----- EXTRACTED RECORDS

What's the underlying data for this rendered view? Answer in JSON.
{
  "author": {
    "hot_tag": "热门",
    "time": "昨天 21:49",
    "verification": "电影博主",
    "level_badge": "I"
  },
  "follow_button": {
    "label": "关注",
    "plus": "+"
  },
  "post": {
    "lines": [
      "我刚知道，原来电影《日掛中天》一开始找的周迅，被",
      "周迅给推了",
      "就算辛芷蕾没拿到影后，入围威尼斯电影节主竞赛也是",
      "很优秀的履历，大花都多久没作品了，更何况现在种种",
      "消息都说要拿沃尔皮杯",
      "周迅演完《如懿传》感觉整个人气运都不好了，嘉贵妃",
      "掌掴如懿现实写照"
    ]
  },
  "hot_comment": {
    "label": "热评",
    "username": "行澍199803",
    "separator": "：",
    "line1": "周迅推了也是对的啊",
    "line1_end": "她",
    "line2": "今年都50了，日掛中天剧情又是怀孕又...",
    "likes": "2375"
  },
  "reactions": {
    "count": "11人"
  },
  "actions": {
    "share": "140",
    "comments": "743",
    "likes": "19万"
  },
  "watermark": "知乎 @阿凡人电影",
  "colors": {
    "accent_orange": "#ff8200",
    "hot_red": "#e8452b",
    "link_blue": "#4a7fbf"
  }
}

----------

▸ **SET TASK**
Repeat each record exactly, leaving nothing out.

▸ **SOLUTION**
What's the underlying data for this rendered view? Answer in JSON.
{
  "author": {
    "hot_tag": "热门",
    "time": "昨天 21:49",
    "verification": "电影博主",
    "level_badge": "I"
  },
  "follow_button": {
    "label": "关注",
    "plus": "+"
  },
  "post": {
    "lines": [
      "我刚知道，原来电影《日掛中天》一开始找的周迅，被",
      "周迅给推了",
      "就算辛芷蕾没拿到影后，入围威尼斯电影节主竞赛也是",
      "很优秀的履历，大花都多久没作品了，更何况现在种种",
      "消息都说要拿沃尔皮杯",
      "周迅演完《如懿传》感觉整个人气运都不好了，嘉贵妃",
      "掌掴如懿现实写照"
    ]
  },
  "hot_comment": {
    "label": "热评",
    "username": "行澍199803",
    "separator": "：",
    "line1": "周迅推了也是对的啊",
    "line1_end": "她",
    "line2": "今年都50了，日掛中天剧情又是怀孕又...",
    "likes": "2375"
  },
  "reactions": {
    "count": "11人"
  },
  "actions": {
    "share": "140",
    "comments": "743",
    "likes": "19万"
  },
  "watermark": "知乎 @阿凡人电影",
  "colors": {
    "accent_orange": "#ff8200",
    "hot_red": "#e8452b",
    "link_blue": "#4a7fbf"
  }
}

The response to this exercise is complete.